**Task brief**
Read the lines that follow and pick out every one containing the word "once".

-- start of Data listing --

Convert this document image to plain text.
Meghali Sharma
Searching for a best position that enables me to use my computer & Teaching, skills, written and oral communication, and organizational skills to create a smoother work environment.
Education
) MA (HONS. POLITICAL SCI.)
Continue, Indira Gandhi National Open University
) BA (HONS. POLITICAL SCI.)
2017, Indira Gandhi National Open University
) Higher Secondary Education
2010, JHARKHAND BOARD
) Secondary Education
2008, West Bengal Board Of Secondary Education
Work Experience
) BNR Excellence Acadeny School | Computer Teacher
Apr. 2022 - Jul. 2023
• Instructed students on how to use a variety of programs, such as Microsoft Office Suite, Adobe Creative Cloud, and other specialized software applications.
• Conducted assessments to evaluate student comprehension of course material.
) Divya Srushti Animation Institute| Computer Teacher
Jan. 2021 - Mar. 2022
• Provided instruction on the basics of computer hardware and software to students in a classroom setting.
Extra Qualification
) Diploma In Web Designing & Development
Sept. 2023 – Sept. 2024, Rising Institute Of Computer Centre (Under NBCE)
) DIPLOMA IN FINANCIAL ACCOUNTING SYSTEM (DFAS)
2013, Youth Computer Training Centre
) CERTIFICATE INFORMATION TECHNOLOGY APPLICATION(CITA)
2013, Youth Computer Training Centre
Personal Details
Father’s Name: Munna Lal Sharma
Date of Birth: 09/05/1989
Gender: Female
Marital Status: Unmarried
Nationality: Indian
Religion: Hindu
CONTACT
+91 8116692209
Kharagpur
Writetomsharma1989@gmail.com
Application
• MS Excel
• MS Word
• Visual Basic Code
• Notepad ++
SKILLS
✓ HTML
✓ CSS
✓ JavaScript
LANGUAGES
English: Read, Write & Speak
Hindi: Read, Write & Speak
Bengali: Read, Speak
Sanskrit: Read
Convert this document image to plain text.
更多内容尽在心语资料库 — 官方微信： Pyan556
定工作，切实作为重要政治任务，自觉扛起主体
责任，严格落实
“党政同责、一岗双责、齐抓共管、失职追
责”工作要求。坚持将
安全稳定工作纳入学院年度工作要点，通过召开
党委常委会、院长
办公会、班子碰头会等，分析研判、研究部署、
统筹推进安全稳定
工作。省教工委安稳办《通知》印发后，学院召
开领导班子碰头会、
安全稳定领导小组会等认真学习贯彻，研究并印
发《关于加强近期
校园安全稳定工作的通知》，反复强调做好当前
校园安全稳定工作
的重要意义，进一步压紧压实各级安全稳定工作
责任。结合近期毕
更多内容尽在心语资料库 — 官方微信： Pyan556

-- end of Data listing --
-- start of Data listing --

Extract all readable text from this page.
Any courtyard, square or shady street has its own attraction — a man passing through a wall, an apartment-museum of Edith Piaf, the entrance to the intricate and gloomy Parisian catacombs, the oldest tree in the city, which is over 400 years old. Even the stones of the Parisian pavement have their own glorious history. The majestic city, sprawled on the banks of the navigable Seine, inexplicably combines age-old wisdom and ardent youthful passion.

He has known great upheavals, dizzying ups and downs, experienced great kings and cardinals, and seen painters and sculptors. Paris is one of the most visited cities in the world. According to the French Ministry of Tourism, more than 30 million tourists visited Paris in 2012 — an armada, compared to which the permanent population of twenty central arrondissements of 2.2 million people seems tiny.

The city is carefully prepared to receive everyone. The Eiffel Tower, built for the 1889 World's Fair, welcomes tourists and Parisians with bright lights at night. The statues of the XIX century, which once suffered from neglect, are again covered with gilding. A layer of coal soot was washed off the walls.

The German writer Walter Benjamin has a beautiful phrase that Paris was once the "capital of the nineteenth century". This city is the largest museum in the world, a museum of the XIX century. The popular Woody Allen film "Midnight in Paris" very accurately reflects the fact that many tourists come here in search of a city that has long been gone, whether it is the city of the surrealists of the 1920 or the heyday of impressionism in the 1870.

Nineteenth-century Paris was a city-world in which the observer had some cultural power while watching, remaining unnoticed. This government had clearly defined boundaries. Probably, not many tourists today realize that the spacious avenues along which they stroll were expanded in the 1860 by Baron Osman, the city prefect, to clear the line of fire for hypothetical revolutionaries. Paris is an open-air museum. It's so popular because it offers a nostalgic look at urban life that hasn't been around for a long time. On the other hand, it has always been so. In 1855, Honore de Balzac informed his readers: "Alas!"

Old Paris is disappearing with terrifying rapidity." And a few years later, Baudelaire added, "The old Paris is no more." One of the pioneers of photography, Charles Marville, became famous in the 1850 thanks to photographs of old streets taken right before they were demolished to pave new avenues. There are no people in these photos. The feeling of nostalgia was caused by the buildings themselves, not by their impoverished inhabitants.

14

-- end of Data listing --

**Full output**
The city is carefully prepared to receive everyone. The Eiffel Tower, built for the 1889 World's Fair, welcomes tourists and Parisians with bright lights at night. The statues of the XIX century, which once suffered from neglect, are again covered with gilding. A layer of coal soot was washed off the walls.
The German writer Walter Benjamin has a beautiful phrase that Paris was once the "capital of the nineteenth century". This city is the largest museum in the world, a museum of the XIX century. The popular Woody Allen film "Midnight in Paris" very accurately reflects the fact that many tourists come here in search of a city that has long been gone, whether it is the city of the surrealists of the 1920 or the heyday of impressionism in the 1870.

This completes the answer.